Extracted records
· · · · ·
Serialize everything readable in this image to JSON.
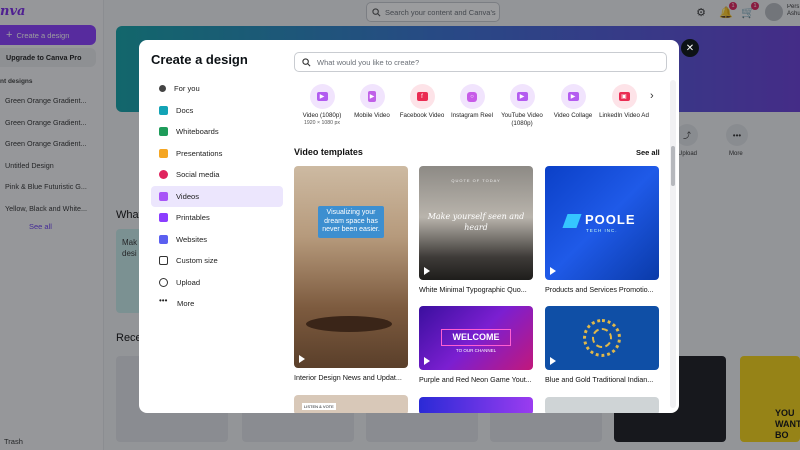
{
  "app": {
    "logo_text": "nva",
    "create_button": "Create a design",
    "upgrade_button": "Upgrade to Canva Pro",
    "recent_header": "nt designs",
    "recent_items": [
      "Green Orange Gradient...",
      "Green Orange Gradient...",
      "Green Orange Gradient...",
      "Untitled Design",
      "Pink & Blue Futuristic G...",
      "Yellow, Black and White..."
    ],
    "see_all": "See all",
    "trash": "Trash",
    "search_placeholder": "Search your content and Canva's",
    "notification_badges": [
      "1",
      "1"
    ],
    "account_name": "Pers\nAshu",
    "section_what": "What",
    "section_recent": "Rece",
    "what_card_text": "Mak\ndesi",
    "bg_shortcuts": [
      "Upload",
      "More"
    ],
    "yellow_card_text": "YOU\nWANT\nBO"
  },
  "modal": {
    "title": "Create a design",
    "search_placeholder": "What would you like to create?",
    "nav": [
      {
        "label": "For you",
        "icon": "sparkle-icon",
        "color": "#444444",
        "active": false
      },
      {
        "label": "Docs",
        "icon": "docs-icon",
        "color": "#13a3b5",
        "active": false
      },
      {
        "label": "Whiteboards",
        "icon": "whiteboard-icon",
        "color": "#1e9c5a",
        "active": false
      },
      {
        "label": "Presentations",
        "icon": "presentation-icon",
        "color": "#f5a623",
        "active": false
      },
      {
        "label": "Social media",
        "icon": "social-media-icon",
        "color": "#e0245e",
        "active": false
      },
      {
        "label": "Videos",
        "icon": "video-icon",
        "color": "#a855f7",
        "active": true
      },
      {
        "label": "Printables",
        "icon": "printer-icon",
        "color": "#8b3dff",
        "active": false
      },
      {
        "label": "Websites",
        "icon": "website-icon",
        "color": "#5b5ff0",
        "active": false
      },
      {
        "label": "Custom size",
        "icon": "custom-size-icon",
        "color": "#333333",
        "active": false
      },
      {
        "label": "Upload",
        "icon": "upload-icon",
        "color": "#333333",
        "active": false
      },
      {
        "label": "More",
        "icon": "more-icon",
        "color": "#333333",
        "active": false
      }
    ],
    "tiles": [
      {
        "label": "Video (1080p)",
        "sub": "1920 × 1080 px",
        "icon": "video-1080p-icon",
        "color": "#b25cf0"
      },
      {
        "label": "Mobile Video",
        "sub": "",
        "icon": "mobile-video-icon",
        "color": "#c060e8"
      },
      {
        "label": "Facebook Video",
        "sub": "",
        "icon": "facebook-video-icon",
        "color": "#ea2b52"
      },
      {
        "label": "Instagram Reel",
        "sub": "",
        "icon": "instagram-reel-icon",
        "color": "#c75ce8"
      },
      {
        "label": "YouTube Video (1080p)",
        "sub": "",
        "icon": "youtube-video-icon",
        "color": "#b45cf0"
      },
      {
        "label": "Video Collage",
        "sub": "",
        "icon": "video-collage-icon",
        "color": "#b45cf0"
      },
      {
        "label": "LinkedIn Video Ad",
        "sub": "",
        "icon": "linkedin-video-icon",
        "color": "#ea2b52"
      }
    ],
    "section_title": "Video templates",
    "see_all": "See all",
    "templates": [
      {
        "caption": "Interior Design News and Updat...",
        "overlay": "Visualizing your dream space has never been easier."
      },
      {
        "caption": "White Minimal Typographic Quo...",
        "overlay": "Make yourself seen and heard",
        "kicker": "QUOTE OF TODAY"
      },
      {
        "caption": "Products and Services Promotio...",
        "overlay": "POOLE",
        "sub": "TECH INC."
      },
      {
        "caption": "Purple and Red Neon Game Yout...",
        "overlay": "WELCOME",
        "sub": "TO OUR CHANNEL"
      },
      {
        "caption": "Blue and Gold Traditional Indian...",
        "overlay": "",
        "sub": ""
      }
    ],
    "partial_template_tag": "LISTEN & VOTE"
  }
}
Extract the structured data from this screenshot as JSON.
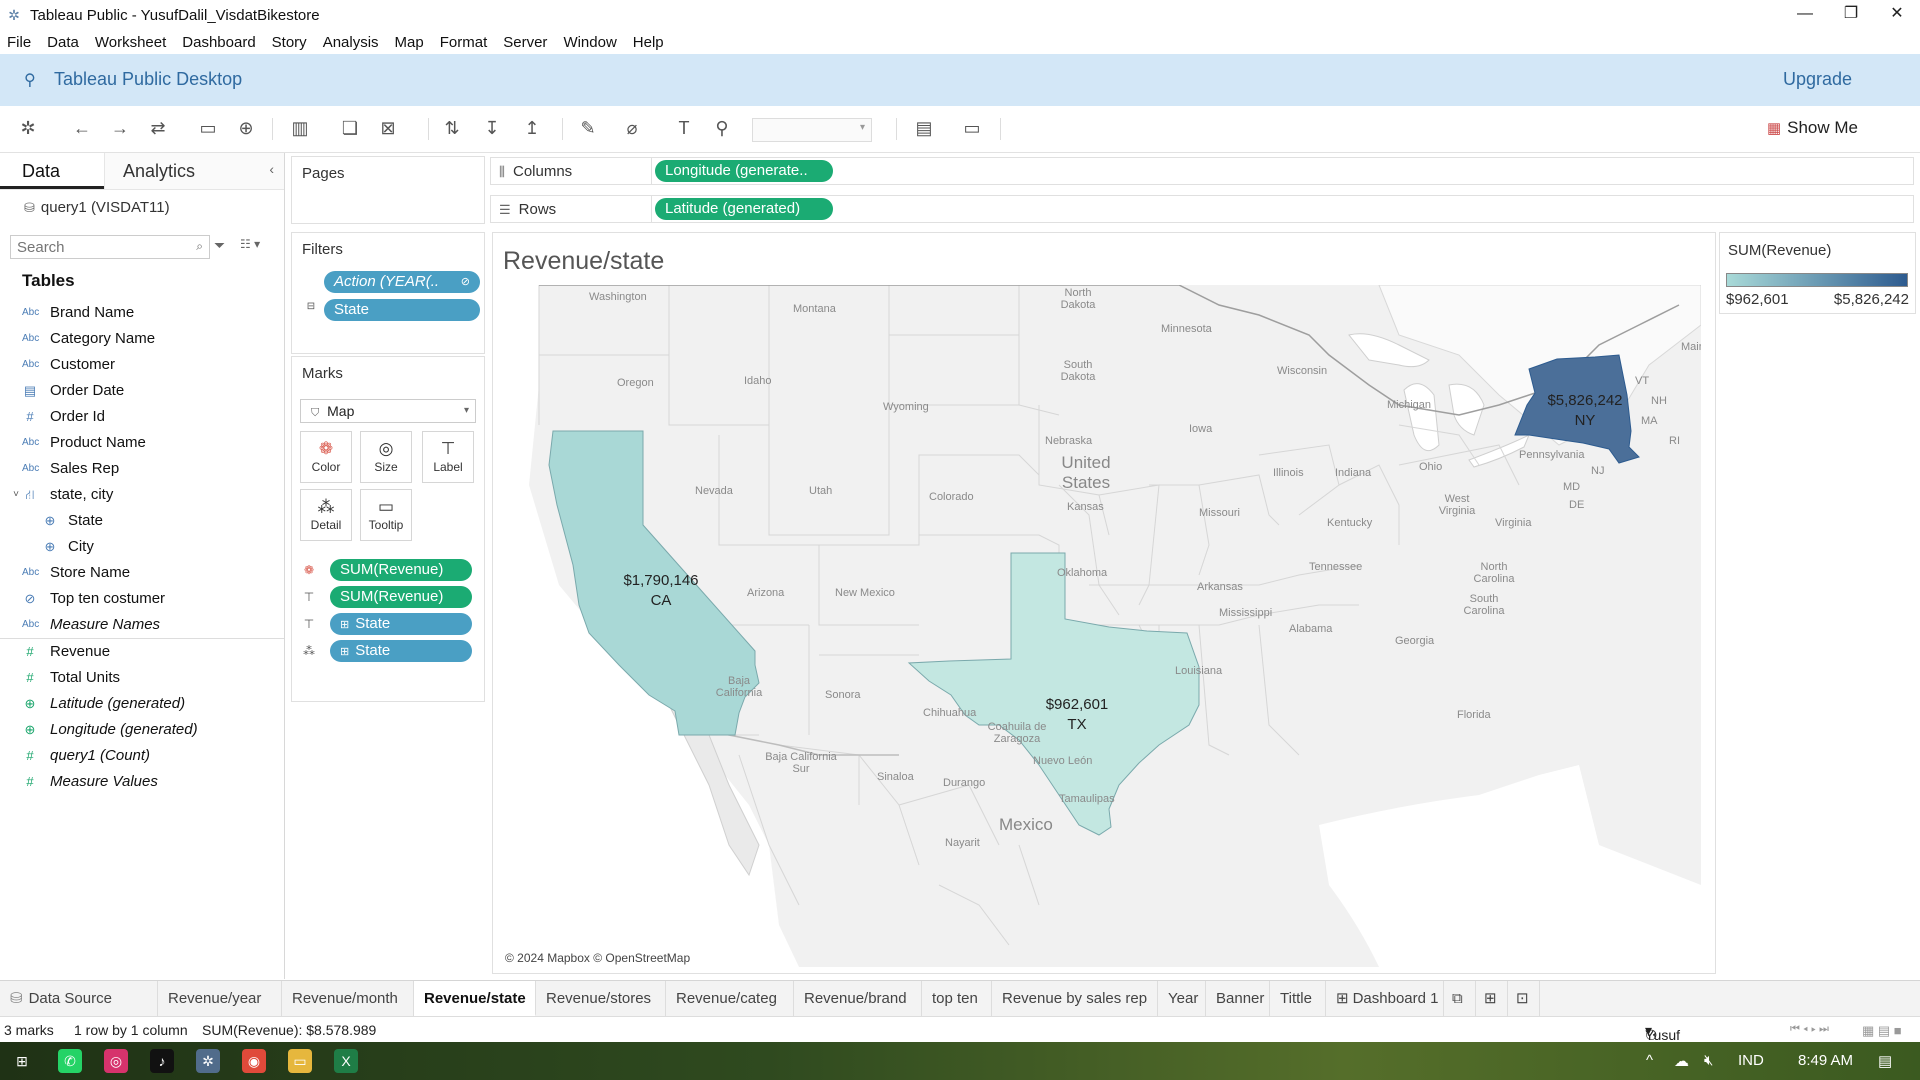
· · · · ·
• Do this
Filter the records, keeping only lines that contain "media", and show those lines.

• Written solution
        "label": "Social media",
        "icon": "social-media-icon",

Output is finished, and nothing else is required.